Extract the entries in their exact form.

___ Stored data ___

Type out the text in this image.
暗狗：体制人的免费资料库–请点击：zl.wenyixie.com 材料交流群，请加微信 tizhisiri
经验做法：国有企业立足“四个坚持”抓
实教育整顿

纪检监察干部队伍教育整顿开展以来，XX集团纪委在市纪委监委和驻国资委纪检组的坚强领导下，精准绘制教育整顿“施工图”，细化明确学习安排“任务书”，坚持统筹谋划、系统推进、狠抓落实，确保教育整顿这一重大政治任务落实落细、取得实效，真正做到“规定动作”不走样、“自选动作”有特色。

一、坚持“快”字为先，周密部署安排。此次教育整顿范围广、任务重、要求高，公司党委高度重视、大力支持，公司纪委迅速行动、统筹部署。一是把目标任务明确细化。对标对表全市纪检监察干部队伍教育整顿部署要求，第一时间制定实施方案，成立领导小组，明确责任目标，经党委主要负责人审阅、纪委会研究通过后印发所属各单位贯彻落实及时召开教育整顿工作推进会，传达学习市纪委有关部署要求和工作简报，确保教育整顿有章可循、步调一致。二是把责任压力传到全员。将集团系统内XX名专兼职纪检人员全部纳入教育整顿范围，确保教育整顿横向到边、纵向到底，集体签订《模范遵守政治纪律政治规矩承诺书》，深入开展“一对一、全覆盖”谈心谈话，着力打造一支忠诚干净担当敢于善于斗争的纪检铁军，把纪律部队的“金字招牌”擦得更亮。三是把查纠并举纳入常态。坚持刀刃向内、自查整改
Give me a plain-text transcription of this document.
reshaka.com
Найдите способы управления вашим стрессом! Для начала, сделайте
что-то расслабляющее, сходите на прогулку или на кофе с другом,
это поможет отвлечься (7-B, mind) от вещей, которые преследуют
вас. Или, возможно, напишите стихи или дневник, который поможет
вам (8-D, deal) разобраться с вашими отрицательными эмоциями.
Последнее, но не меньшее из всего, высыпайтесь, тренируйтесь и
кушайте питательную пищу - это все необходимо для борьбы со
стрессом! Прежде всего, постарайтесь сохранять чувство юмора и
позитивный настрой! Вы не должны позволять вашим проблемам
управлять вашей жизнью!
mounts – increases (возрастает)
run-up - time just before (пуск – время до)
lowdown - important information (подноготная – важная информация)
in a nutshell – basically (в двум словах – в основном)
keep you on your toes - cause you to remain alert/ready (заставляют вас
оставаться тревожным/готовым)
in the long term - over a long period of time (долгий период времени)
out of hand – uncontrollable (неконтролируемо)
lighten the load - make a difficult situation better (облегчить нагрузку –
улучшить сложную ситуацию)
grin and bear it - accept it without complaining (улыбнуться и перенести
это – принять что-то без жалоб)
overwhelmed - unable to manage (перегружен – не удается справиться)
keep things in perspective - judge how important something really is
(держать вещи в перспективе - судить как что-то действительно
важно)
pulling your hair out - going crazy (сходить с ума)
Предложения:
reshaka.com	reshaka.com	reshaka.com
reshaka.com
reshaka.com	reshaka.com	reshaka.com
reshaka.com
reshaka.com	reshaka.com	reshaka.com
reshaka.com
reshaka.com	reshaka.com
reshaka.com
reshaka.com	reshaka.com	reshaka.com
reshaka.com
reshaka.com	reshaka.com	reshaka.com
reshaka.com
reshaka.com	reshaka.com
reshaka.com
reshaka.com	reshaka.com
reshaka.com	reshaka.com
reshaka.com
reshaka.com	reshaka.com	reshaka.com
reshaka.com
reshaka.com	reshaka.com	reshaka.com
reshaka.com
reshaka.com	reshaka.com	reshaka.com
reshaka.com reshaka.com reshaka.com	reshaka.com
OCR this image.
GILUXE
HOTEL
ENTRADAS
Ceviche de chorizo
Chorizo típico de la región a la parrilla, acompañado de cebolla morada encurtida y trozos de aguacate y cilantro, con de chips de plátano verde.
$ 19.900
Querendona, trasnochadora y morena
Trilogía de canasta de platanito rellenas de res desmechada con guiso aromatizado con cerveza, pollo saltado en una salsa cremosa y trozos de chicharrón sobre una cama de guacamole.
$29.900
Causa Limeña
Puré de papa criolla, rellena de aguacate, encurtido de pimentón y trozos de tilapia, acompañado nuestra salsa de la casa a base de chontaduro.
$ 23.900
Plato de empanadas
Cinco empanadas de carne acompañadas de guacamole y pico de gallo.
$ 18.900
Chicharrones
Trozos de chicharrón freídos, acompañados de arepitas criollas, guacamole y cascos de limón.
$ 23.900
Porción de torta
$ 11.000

___

● **Answer to the problem**
Type out the text in this image.
暗狗：体制人的免费资料库–请点击：zl.wenyixie.com 材料交流群，请加微信 tizhisiri
经验做法：国有企业立足“四个坚持”抓
实教育整顿

纪检监察干部队伍教育整顿开展以来，XX集团纪委在市纪委监委和驻国资委纪检组的坚强领导下，精准绘制教育整顿“施工图”，细化明确学习安排“任务书”，坚持统筹谋划、系统推进、狠抓落实，确保教育整顿这一重大政治任务落实落细、取得实效，真正做到“规定动作”不走样、“自选动作”有特色。

一、坚持“快”字为先，周密部署安排。此次教育整顿范围广、任务重、要求高，公司党委高度重视、大力支持，公司纪委迅速行动、统筹部署。一是把目标任务明确细化。对标对表全市纪检监察干部队伍教育整顿部署要求，第一时间制定实施方案，成立领导小组，明确责任目标，经党委主要负责人审阅、纪委会研究通过后印发所属各单位贯彻落实及时召开教育整顿工作推进会，传达学习市纪委有关部署要求和工作简报，确保教育整顿有章可循、步调一致。二是把责任压力传到全员。将集团系统内XX名专兼职纪检人员全部纳入教育整顿范围，确保教育整顿横向到边、纵向到底，集体签订《模范遵守政治纪律政治规矩承诺书》，深入开展“一对一、全覆盖”谈心谈话，着力打造一支忠诚干净担当敢于善于斗争的纪检铁军，把纪律部队的“金字招牌”擦得更亮。三是把查纠并举纳入常态。坚持刀刃向内、自查整改
Give me a plain-text transcription of this document.
reshaka.com
Найдите способы управления вашим стрессом! Для начала, сделайте
что-то расслабляющее, сходите на прогулку или на кофе с другом,
это поможет отвлечься (7-B, mind) от вещей, которые преследуют
вас. Или, возможно, напишите стихи или дневник, который поможет
вам (8-D, deal) разобраться с вашими отрицательными эмоциями.
Последнее, но не меньшее из всего, высыпайтесь, тренируйтесь и
кушайте питательную пищу - это все необходимо для борьбы со
стрессом! Прежде всего, постарайтесь сохранять чувство юмора и
позитивный настрой! Вы не должны позволять вашим проблемам
управлять вашей жизнью!
mounts – increases (возрастает)
run-up - time just before (пуск – время до)
lowdown - important information (подноготная – важная информация)
in a nutshell – basically (в двум словах – в основном)
keep you on your toes - cause you to remain alert/ready (заставляют вас
оставаться тревожным/готовым)
in the long term - over a long period of time (долгий период времени)
out of hand – uncontrollable (неконтролируемо)
lighten the load - make a difficult situation better (облегчить нагрузку –
улучшить сложную ситуацию)
grin and bear it - accept it without complaining (улыбнуться и перенести
это – принять что-то без жалоб)
overwhelmed - unable to manage (перегружен – не удается справиться)
keep things in perspective - judge how important something really is
(держать вещи в перспективе - судить как что-то действительно
важно)
pulling your hair out - going crazy (сходить с ума)
Предложения:
reshaka.com	reshaka.com	reshaka.com
reshaka.com
reshaka.com	reshaka.com	reshaka.com
reshaka.com
reshaka.com	reshaka.com	reshaka.com
reshaka.com
reshaka.com	reshaka.com
reshaka.com
reshaka.com	reshaka.com	reshaka.com
reshaka.com
reshaka.com	reshaka.com	reshaka.com
reshaka.com
reshaka.com	reshaka.com
reshaka.com
reshaka.com	reshaka.com
reshaka.com	reshaka.com
reshaka.com
reshaka.com	reshaka.com	reshaka.com
reshaka.com
reshaka.com	reshaka.com	reshaka.com
reshaka.com
reshaka.com	reshaka.com	reshaka.com
reshaka.com reshaka.com reshaka.com	reshaka.com
OCR this image.
GILUXE
HOTEL
ENTRADAS
Ceviche de chorizo
Chorizo típico de la región a la parrilla, acompañado de cebolla morada encurtida y trozos de aguacate y cilantro, con de chips de plátano verde.
$ 19.900
Querendona, trasnochadora y morena
Trilogía de canasta de platanito rellenas de res desmechada con guiso aromatizado con cerveza, pollo saltado en una salsa cremosa y trozos de chicharrón sobre una cama de guacamole.
$29.900
Causa Limeña
Puré de papa criolla, rellena de aguacate, encurtido de pimentón y trozos de tilapia, acompañado nuestra salsa de la casa a base de chontaduro.
$ 23.900
Plato de empanadas
Cinco empanadas de carne acompañadas de guacamole y pico de gallo.
$ 18.900
Chicharrones
Trozos de chicharrón freídos, acompañados de arepitas criollas, guacamole y cascos de limón.
$ 23.900
Porción de torta
$ 11.000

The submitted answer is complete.